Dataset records
======

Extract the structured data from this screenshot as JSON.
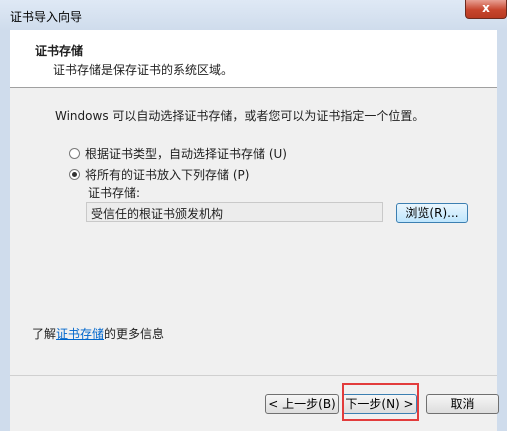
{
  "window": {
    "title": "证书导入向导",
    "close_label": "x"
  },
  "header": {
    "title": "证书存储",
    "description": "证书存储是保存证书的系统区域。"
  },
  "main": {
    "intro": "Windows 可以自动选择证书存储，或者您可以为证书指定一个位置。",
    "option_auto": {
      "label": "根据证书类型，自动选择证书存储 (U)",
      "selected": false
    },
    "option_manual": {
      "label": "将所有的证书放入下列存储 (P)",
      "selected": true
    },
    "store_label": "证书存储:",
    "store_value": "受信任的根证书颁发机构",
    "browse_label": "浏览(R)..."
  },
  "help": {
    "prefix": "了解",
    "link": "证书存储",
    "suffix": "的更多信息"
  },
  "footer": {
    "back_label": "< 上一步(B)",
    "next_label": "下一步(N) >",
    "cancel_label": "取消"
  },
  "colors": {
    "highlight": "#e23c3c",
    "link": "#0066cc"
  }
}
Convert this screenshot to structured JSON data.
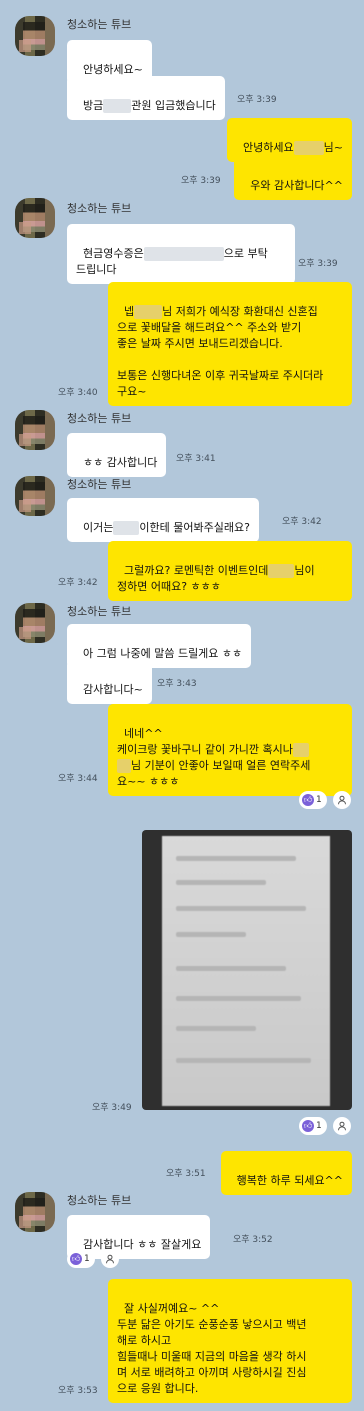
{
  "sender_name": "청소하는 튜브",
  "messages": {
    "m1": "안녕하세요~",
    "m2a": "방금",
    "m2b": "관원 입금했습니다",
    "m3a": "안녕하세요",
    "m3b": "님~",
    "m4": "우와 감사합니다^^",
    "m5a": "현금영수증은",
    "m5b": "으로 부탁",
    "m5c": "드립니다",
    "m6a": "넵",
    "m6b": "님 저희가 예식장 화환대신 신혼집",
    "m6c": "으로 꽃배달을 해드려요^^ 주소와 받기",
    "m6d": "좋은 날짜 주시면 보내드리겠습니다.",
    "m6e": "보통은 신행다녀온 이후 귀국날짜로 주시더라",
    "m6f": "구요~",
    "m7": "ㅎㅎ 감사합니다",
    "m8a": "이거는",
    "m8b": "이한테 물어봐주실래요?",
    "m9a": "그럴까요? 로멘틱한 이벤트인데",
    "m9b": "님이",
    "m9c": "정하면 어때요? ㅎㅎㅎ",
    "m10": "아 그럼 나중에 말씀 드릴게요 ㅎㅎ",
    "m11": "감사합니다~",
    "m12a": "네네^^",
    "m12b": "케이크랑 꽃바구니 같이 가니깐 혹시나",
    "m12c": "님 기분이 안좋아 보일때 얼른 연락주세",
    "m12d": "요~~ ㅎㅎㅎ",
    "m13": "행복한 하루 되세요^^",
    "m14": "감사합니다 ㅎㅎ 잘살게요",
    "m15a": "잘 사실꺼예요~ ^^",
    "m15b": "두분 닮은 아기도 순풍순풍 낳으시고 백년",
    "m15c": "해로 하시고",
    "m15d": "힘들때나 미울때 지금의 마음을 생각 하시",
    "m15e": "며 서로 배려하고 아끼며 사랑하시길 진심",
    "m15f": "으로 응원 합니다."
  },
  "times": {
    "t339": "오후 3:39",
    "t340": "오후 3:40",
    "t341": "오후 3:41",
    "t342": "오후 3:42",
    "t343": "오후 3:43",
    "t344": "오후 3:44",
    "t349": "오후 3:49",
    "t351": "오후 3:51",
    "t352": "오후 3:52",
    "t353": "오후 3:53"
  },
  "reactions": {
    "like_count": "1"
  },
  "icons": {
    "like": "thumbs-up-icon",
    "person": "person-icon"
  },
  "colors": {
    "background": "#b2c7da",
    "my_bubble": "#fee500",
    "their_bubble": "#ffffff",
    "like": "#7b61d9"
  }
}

======

__STATED EXERCISE__
Give only the number of lines that include the word "감사합니다".

__THE REPLY__
4